[start The data]

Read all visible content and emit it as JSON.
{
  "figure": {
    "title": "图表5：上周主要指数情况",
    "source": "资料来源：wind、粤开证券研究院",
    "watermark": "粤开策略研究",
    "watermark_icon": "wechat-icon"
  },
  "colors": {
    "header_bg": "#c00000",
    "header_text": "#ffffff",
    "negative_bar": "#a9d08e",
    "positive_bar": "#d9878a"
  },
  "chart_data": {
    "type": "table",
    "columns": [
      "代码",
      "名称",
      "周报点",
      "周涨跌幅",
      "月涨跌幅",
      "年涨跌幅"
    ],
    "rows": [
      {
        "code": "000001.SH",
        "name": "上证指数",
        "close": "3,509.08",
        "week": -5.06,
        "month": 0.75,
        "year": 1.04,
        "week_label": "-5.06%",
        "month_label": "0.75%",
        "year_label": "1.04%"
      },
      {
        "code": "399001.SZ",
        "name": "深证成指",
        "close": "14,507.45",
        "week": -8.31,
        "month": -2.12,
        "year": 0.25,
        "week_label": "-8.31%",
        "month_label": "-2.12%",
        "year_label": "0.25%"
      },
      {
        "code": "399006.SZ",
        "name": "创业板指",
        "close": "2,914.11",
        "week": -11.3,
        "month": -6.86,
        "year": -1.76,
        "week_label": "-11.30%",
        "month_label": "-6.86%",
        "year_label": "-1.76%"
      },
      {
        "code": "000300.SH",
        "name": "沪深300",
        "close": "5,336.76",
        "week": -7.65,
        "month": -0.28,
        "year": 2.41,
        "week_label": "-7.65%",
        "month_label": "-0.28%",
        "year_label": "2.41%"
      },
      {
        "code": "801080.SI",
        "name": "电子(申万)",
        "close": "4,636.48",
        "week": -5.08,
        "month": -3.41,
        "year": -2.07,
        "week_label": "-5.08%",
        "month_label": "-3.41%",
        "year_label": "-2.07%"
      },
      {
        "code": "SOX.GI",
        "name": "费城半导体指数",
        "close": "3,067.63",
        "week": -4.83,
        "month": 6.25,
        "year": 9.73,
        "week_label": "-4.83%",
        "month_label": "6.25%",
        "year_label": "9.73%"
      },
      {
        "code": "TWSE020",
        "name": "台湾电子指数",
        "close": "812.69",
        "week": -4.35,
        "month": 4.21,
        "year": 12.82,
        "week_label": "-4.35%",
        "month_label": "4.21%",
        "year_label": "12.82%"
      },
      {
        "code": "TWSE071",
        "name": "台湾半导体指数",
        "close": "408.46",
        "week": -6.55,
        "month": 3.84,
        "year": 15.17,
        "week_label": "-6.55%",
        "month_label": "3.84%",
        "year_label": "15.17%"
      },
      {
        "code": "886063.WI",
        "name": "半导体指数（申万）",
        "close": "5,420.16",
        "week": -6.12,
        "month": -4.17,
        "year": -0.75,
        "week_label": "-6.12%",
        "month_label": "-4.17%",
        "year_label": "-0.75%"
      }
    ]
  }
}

[end The data]

What you will do: Copy out the full listing exactly.

Expected output:
Read all visible content and emit it as JSON.
{
  "figure": {
    "title": "图表5：上周主要指数情况",
    "source": "资料来源：wind、粤开证券研究院",
    "watermark": "粤开策略研究",
    "watermark_icon": "wechat-icon"
  },
  "colors": {
    "header_bg": "#c00000",
    "header_text": "#ffffff",
    "negative_bar": "#a9d08e",
    "positive_bar": "#d9878a"
  },
  "chart_data": {
    "type": "table",
    "columns": [
      "代码",
      "名称",
      "周报点",
      "周涨跌幅",
      "月涨跌幅",
      "年涨跌幅"
    ],
    "rows": [
      {
        "code": "000001.SH",
        "name": "上证指数",
        "close": "3,509.08",
        "week": -5.06,
        "month": 0.75,
        "year": 1.04,
        "week_label": "-5.06%",
        "month_label": "0.75%",
        "year_label": "1.04%"
      },
      {
        "code": "399001.SZ",
        "name": "深证成指",
        "close": "14,507.45",
        "week": -8.31,
        "month": -2.12,
        "year": 0.25,
        "week_label": "-8.31%",
        "month_label": "-2.12%",
        "year_label": "0.25%"
      },
      {
        "code": "399006.SZ",
        "name": "创业板指",
        "close": "2,914.11",
        "week": -11.3,
        "month": -6.86,
        "year": -1.76,
        "week_label": "-11.30%",
        "month_label": "-6.86%",
        "year_label": "-1.76%"
      },
      {
        "code": "000300.SH",
        "name": "沪深300",
        "close": "5,336.76",
        "week": -7.65,
        "month": -0.28,
        "year": 2.41,
        "week_label": "-7.65%",
        "month_label": "-0.28%",
        "year_label": "2.41%"
      },
      {
        "code": "801080.SI",
        "name": "电子(申万)",
        "close": "4,636.48",
        "week": -5.08,
        "month": -3.41,
        "year": -2.07,
        "week_label": "-5.08%",
        "month_label": "-3.41%",
        "year_label": "-2.07%"
      },
      {
        "code": "SOX.GI",
        "name": "费城半导体指数",
        "close": "3,067.63",
        "week": -4.83,
        "month": 6.25,
        "year": 9.73,
        "week_label": "-4.83%",
        "month_label": "6.25%",
        "year_label": "9.73%"
      },
      {
        "code": "TWSE020",
        "name": "台湾电子指数",
        "close": "812.69",
        "week": -4.35,
        "month": 4.21,
        "year": 12.82,
        "week_label": "-4.35%",
        "month_label": "4.21%",
        "year_label": "12.82%"
      },
      {
        "code": "TWSE071",
        "name": "台湾半导体指数",
        "close": "408.46",
        "week": -6.55,
        "month": 3.84,
        "year": 15.17,
        "week_label": "-6.55%",
        "month_label": "3.84%",
        "year_label": "15.17%"
      },
      {
        "code": "886063.WI",
        "name": "半导体指数（申万）",
        "close": "5,420.16",
        "week": -6.12,
        "month": -4.17,
        "year": -0.75,
        "week_label": "-6.12%",
        "month_label": "-4.17%",
        "year_label": "-0.75%"
      }
    ]
  }
}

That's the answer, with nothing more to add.